> _TASK REQUIREMENTS_
Beneath this task is a listing; retype all of it exactly.

> _DATASET EXCERPTS_

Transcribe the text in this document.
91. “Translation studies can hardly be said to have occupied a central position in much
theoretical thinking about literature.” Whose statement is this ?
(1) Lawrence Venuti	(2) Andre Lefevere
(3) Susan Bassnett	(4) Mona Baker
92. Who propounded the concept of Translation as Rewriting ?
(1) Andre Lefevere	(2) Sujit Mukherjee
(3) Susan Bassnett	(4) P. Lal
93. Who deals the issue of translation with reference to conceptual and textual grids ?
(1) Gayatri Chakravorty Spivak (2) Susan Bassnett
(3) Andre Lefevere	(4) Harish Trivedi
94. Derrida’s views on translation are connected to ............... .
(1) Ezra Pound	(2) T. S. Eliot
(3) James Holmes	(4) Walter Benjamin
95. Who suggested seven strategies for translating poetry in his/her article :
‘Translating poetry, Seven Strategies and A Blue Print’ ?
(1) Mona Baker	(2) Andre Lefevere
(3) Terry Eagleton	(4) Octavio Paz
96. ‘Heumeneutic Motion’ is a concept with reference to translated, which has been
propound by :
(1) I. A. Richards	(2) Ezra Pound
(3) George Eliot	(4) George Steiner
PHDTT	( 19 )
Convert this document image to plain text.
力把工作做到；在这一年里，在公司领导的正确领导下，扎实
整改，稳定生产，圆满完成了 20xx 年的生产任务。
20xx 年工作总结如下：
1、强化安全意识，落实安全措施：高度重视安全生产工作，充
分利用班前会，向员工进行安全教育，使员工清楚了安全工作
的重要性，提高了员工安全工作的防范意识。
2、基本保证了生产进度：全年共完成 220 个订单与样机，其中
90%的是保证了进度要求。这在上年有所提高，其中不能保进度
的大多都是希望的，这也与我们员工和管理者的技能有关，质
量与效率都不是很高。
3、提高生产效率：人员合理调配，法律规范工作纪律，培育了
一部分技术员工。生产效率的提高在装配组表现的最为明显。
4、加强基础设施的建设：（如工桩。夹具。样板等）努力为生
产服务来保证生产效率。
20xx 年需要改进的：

> _IN RESPONSE_
Transcribe the text in this document.
91. “Translation studies can hardly be said to have occupied a central position in much
theoretical thinking about literature.” Whose statement is this ?
(1) Lawrence Venuti	(2) Andre Lefevere
(3) Susan Bassnett	(4) Mona Baker
92. Who propounded the concept of Translation as Rewriting ?
(1) Andre Lefevere	(2) Sujit Mukherjee
(3) Susan Bassnett	(4) P. Lal
93. Who deals the issue of translation with reference to conceptual and textual grids ?
(1) Gayatri Chakravorty Spivak (2) Susan Bassnett
(3) Andre Lefevere	(4) Harish Trivedi
94. Derrida’s views on translation are connected to ............... .
(1) Ezra Pound	(2) T. S. Eliot
(3) James Holmes	(4) Walter Benjamin
95. Who suggested seven strategies for translating poetry in his/her article :
‘Translating poetry, Seven Strategies and A Blue Print’ ?
(1) Mona Baker	(2) Andre Lefevere
(3) Terry Eagleton	(4) Octavio Paz
96. ‘Heumeneutic Motion’ is a concept with reference to translated, which has been
propound by :
(1) I. A. Richards	(2) Ezra Pound
(3) George Eliot	(4) George Steiner
PHDTT	( 19 )
Convert this document image to plain text.
力把工作做到；在这一年里，在公司领导的正确领导下，扎实
整改，稳定生产，圆满完成了 20xx 年的生产任务。
20xx 年工作总结如下：
1、强化安全意识，落实安全措施：高度重视安全生产工作，充
分利用班前会，向员工进行安全教育，使员工清楚了安全工作
的重要性，提高了员工安全工作的防范意识。
2、基本保证了生产进度：全年共完成 220 个订单与样机，其中
90%的是保证了进度要求。这在上年有所提高，其中不能保进度
的大多都是希望的，这也与我们员工和管理者的技能有关，质
量与效率都不是很高。
3、提高生产效率：人员合理调配，法律规范工作纪律，培育了
一部分技术员工。生产效率的提高在装配组表现的最为明显。
4、加强基础设施的建设：（如工桩。夹具。样板等）努力为生
产服务来保证生产效率。
20xx 年需要改进的：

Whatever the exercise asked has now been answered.